• _The request_
Locate each line holding the string "this" and copy it.
-.-.-
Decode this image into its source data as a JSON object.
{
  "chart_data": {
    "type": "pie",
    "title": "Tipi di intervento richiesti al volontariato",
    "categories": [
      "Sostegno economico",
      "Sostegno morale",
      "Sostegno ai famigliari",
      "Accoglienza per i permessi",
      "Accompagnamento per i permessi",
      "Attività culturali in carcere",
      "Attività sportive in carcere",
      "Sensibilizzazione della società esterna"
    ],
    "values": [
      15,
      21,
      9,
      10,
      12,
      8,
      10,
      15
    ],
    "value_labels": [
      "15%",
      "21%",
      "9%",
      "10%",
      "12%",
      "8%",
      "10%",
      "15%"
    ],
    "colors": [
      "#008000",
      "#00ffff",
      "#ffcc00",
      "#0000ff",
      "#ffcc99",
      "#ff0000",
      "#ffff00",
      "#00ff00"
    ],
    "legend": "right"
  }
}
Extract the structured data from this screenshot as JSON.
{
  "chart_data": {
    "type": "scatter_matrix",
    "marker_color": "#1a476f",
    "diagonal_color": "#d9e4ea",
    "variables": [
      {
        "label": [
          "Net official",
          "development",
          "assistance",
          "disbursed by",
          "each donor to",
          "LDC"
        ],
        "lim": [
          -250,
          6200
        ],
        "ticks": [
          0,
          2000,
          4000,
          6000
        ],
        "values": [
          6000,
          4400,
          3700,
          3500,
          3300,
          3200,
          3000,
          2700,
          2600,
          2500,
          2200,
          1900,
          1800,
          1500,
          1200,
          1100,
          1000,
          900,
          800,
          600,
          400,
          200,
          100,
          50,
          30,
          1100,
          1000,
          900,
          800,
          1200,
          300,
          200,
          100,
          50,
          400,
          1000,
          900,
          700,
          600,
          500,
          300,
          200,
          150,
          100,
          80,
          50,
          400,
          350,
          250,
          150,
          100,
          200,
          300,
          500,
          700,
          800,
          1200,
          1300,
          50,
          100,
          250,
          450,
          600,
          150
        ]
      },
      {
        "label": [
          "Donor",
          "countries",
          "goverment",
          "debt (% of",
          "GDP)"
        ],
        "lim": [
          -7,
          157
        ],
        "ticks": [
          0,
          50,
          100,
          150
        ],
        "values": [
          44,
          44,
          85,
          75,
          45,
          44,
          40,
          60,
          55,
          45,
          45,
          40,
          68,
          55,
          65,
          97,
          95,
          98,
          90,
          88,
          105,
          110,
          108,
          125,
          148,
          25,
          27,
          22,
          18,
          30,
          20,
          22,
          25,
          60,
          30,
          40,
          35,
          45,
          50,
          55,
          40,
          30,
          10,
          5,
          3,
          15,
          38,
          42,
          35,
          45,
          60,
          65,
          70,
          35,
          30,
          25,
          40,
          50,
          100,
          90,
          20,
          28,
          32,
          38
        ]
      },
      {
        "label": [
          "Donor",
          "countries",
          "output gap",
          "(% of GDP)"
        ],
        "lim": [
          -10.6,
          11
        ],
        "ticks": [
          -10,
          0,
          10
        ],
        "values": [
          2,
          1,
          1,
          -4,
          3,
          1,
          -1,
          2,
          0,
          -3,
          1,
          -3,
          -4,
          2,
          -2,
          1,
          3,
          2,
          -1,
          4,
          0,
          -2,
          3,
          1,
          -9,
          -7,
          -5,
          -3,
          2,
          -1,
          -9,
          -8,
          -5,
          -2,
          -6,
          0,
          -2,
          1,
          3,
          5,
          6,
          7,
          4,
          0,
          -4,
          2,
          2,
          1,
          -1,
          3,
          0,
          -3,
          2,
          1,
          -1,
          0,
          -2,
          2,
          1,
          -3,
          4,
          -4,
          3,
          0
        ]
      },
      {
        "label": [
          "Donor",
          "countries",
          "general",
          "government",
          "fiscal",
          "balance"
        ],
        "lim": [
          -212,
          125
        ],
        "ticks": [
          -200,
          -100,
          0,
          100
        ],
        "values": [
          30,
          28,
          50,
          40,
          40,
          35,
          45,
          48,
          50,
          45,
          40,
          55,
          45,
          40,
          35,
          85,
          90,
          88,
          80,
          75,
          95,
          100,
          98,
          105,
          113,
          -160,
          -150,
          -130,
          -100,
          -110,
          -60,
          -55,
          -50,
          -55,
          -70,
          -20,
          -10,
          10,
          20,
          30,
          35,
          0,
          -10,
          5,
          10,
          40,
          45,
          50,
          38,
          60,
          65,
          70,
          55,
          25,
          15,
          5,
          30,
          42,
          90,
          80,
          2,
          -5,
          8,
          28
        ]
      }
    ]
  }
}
-.-.-
• _In response_
Decode this image into its source data as a JSON object.
Extract the structured data from this screenshot as JSON.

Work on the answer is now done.